● **Aim of the task**
Would you transcribe the whole listing exactly, minus its pictures?

● **Input for this task**
'''

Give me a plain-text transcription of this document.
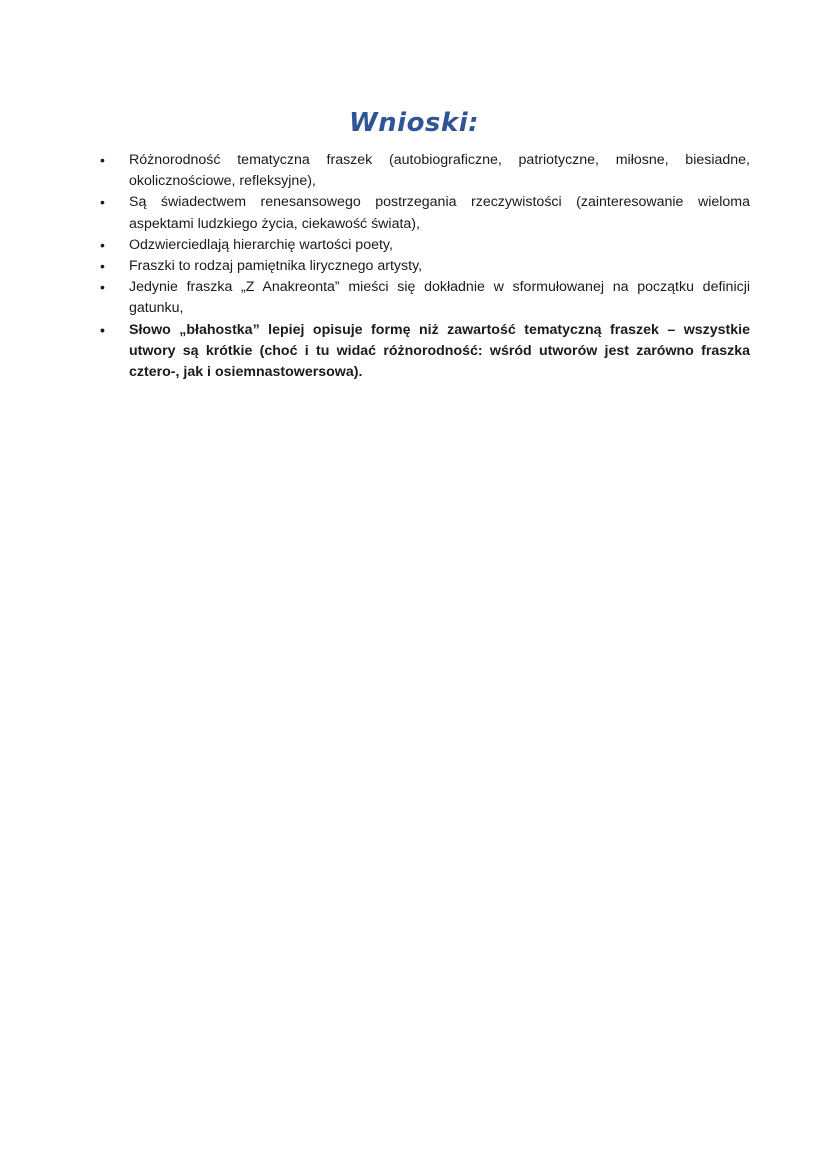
Wnioski:
•	Różnorodność tematyczna fraszek (autobiograficzne, patriotyczne, miłosne, biesiadne, okolicznościowe, refleksyjne),
•	Są świadectwem renesansowego postrzegania rzeczywistości (zainteresowanie wieloma aspektami ludzkiego życia, ciekawość świata),
•	Odzwierciedlają hierarchię wartości poety,
•	Fraszki to rodzaj pamiętnika lirycznego artysty,
•	Jedynie fraszka „Z Anakreonta” mieści się dokładnie w sformułowanej na początku definicji gatunku,
•	Słowo „błahostka” lepiej opisuje formę niż zawartość tematyczną fraszek – wszystkie utwory są krótkie (choć i tu widać różnorodność: wśród utworów jest zarówno fraszka cztero-, jak i osiemnastowersowa).
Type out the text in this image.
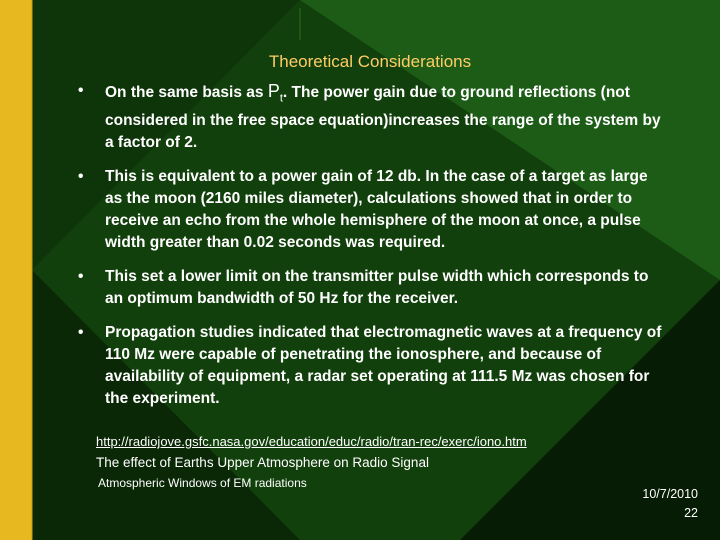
Theoretical Considerations
• On the same basis as $P_t$. The power gain due to ground reflections (not considered in the free space equation)increases the range of the system by a factor of 2.
• This is equivalent to a power gain of 12 db. In the case of a target as large as the moon (2160 miles diameter), calculations showed that in order to receive an echo from the whole hemisphere of the moon at once, a pulse width greater than 0.02 seconds was required.
• This set a lower limit on the transmitter pulse width which corresponds to an optimum bandwidth of 50 Hz for the receiver.
• Propagation studies indicated that electromagnetic waves at a frequency of 110 Mz were capable of penetrating the ionosphere, and because of availability of equipment, a radar set operating at 111.5 Mz was chosen for the experiment.
http://radiojove.gsfc.nasa.gov/education/educ/radio/tran-rec/exerc/iono.htm
The effect of Earths Upper Atmosphere on Radio Signal
Atmospheric Windows of EM radiations
10/7/2010
22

'''

● **Response to this task**
Give me a plain-text transcription of this document.
Wnioski:
•	Różnorodność tematyczna fraszek (autobiograficzne, patriotyczne, miłosne, biesiadne, okolicznościowe, refleksyjne),
•	Są świadectwem renesansowego postrzegania rzeczywistości (zainteresowanie wieloma aspektami ludzkiego życia, ciekawość świata),
•	Odzwierciedlają hierarchię wartości poety,
•	Fraszki to rodzaj pamiętnika lirycznego artysty,
•	Jedynie fraszka „Z Anakreonta” mieści się dokładnie w sformułowanej na początku definicji gatunku,
•	Słowo „błahostka” lepiej opisuje formę niż zawartość tematyczną fraszek – wszystkie utwory są krótkie (choć i tu widać różnorodność: wśród utworów jest zarówno fraszka cztero-, jak i osiemnastowersowa).
Type out the text in this image.
Theoretical Considerations
• On the same basis as $P_t$. The power gain due to ground reflections (not considered in the free space equation)increases the range of the system by a factor of 2.
• This is equivalent to a power gain of 12 db. In the case of a target as large as the moon (2160 miles diameter), calculations showed that in order to receive an echo from the whole hemisphere of the moon at once, a pulse width greater than 0.02 seconds was required.
• This set a lower limit on the transmitter pulse width which corresponds to an optimum bandwidth of 50 Hz for the receiver.
• Propagation studies indicated that electromagnetic waves at a frequency of 110 Mz were capable of penetrating the ionosphere, and because of availability of equipment, a radar set operating at 111.5 Mz was chosen for the experiment.
http://radiojove.gsfc.nasa.gov/education/educ/radio/tran-rec/exerc/iono.htm
The effect of Earths Upper Atmosphere on Radio Signal
Atmospheric Windows of EM radiations
10/7/2010
22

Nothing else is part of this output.